- _Material_
□ □ □ □ □

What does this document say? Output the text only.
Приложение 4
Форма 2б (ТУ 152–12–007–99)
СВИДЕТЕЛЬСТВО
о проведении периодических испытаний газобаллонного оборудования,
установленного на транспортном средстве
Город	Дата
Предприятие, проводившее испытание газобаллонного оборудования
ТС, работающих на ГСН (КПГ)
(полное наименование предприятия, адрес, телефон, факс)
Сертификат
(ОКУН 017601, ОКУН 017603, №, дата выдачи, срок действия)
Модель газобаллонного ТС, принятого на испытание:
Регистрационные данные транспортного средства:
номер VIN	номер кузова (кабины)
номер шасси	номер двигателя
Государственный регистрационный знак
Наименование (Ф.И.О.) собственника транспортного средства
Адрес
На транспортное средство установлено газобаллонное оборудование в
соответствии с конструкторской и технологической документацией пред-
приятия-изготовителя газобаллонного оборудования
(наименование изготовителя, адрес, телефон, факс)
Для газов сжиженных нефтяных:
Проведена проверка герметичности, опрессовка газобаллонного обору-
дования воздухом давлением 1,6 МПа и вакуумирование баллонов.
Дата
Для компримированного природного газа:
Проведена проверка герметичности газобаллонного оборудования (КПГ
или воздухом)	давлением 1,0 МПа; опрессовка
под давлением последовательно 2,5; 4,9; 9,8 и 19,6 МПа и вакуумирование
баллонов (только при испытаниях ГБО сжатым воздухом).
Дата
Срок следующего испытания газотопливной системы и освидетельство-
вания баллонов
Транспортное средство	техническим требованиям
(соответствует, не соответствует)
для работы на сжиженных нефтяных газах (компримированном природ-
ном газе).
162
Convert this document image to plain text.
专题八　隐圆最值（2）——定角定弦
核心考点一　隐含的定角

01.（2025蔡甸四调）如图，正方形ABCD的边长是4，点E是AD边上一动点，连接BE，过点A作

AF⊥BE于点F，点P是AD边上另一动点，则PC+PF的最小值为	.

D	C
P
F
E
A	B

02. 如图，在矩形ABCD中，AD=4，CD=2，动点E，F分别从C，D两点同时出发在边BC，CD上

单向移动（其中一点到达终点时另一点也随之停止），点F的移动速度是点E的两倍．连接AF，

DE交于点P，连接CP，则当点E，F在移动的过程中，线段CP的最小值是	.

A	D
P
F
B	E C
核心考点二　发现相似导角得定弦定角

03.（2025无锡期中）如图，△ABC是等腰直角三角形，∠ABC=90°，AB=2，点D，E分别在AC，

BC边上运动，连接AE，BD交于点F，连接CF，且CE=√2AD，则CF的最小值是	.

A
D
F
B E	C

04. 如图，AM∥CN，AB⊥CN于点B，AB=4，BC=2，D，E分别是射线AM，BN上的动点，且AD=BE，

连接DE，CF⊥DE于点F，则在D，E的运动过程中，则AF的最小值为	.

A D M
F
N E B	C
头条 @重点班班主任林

□ □ □ □ □

- _What you need to do_
Reproduce the material above exactly; please quote every line of it.

- _Solution to this exercise_
What does this document say? Output the text only.
Приложение 4
Форма 2б (ТУ 152–12–007–99)
СВИДЕТЕЛЬСТВО
о проведении периодических испытаний газобаллонного оборудования,
установленного на транспортном средстве
Город	Дата
Предприятие, проводившее испытание газобаллонного оборудования
ТС, работающих на ГСН (КПГ)
(полное наименование предприятия, адрес, телефон, факс)
Сертификат
(ОКУН 017601, ОКУН 017603, №, дата выдачи, срок действия)
Модель газобаллонного ТС, принятого на испытание:
Регистрационные данные транспортного средства:
номер VIN	номер кузова (кабины)
номер шасси	номер двигателя
Государственный регистрационный знак
Наименование (Ф.И.О.) собственника транспортного средства
Адрес
На транспортное средство установлено газобаллонное оборудование в
соответствии с конструкторской и технологической документацией пред-
приятия-изготовителя газобаллонного оборудования
(наименование изготовителя, адрес, телефон, факс)
Для газов сжиженных нефтяных:
Проведена проверка герметичности, опрессовка газобаллонного обору-
дования воздухом давлением 1,6 МПа и вакуумирование баллонов.
Дата
Для компримированного природного газа:
Проведена проверка герметичности газобаллонного оборудования (КПГ
или воздухом)	давлением 1,0 МПа; опрессовка
под давлением последовательно 2,5; 4,9; 9,8 и 19,6 МПа и вакуумирование
баллонов (только при испытаниях ГБО сжатым воздухом).
Дата
Срок следующего испытания газотопливной системы и освидетельство-
вания баллонов
Транспортное средство	техническим требованиям
(соответствует, не соответствует)
для работы на сжиженных нефтяных газах (компримированном природ-
ном газе).
162
Convert this document image to plain text.
专题八　隐圆最值（2）——定角定弦
核心考点一　隐含的定角

01.（2025蔡甸四调）如图，正方形ABCD的边长是4，点E是AD边上一动点，连接BE，过点A作

AF⊥BE于点F，点P是AD边上另一动点，则PC+PF的最小值为	.

D	C
P
F
E
A	B

02. 如图，在矩形ABCD中，AD=4，CD=2，动点E，F分别从C，D两点同时出发在边BC，CD上

单向移动（其中一点到达终点时另一点也随之停止），点F的移动速度是点E的两倍．连接AF，

DE交于点P，连接CP，则当点E，F在移动的过程中，线段CP的最小值是	.

A	D
P
F
B	E C
核心考点二　发现相似导角得定弦定角

03.（2025无锡期中）如图，△ABC是等腰直角三角形，∠ABC=90°，AB=2，点D，E分别在AC，

BC边上运动，连接AE，BD交于点F，连接CF，且CE=√2AD，则CF的最小值是	.

A
D
F
B E	C

04. 如图，AM∥CN，AB⊥CN于点B，AB=4，BC=2，D，E分别是射线AM，BN上的动点，且AD=BE，

连接DE，CF⊥DE于点F，则在D，E的运动过程中，则AF的最小值为	.

A D M
F
N E B	C
头条 @重点班班主任林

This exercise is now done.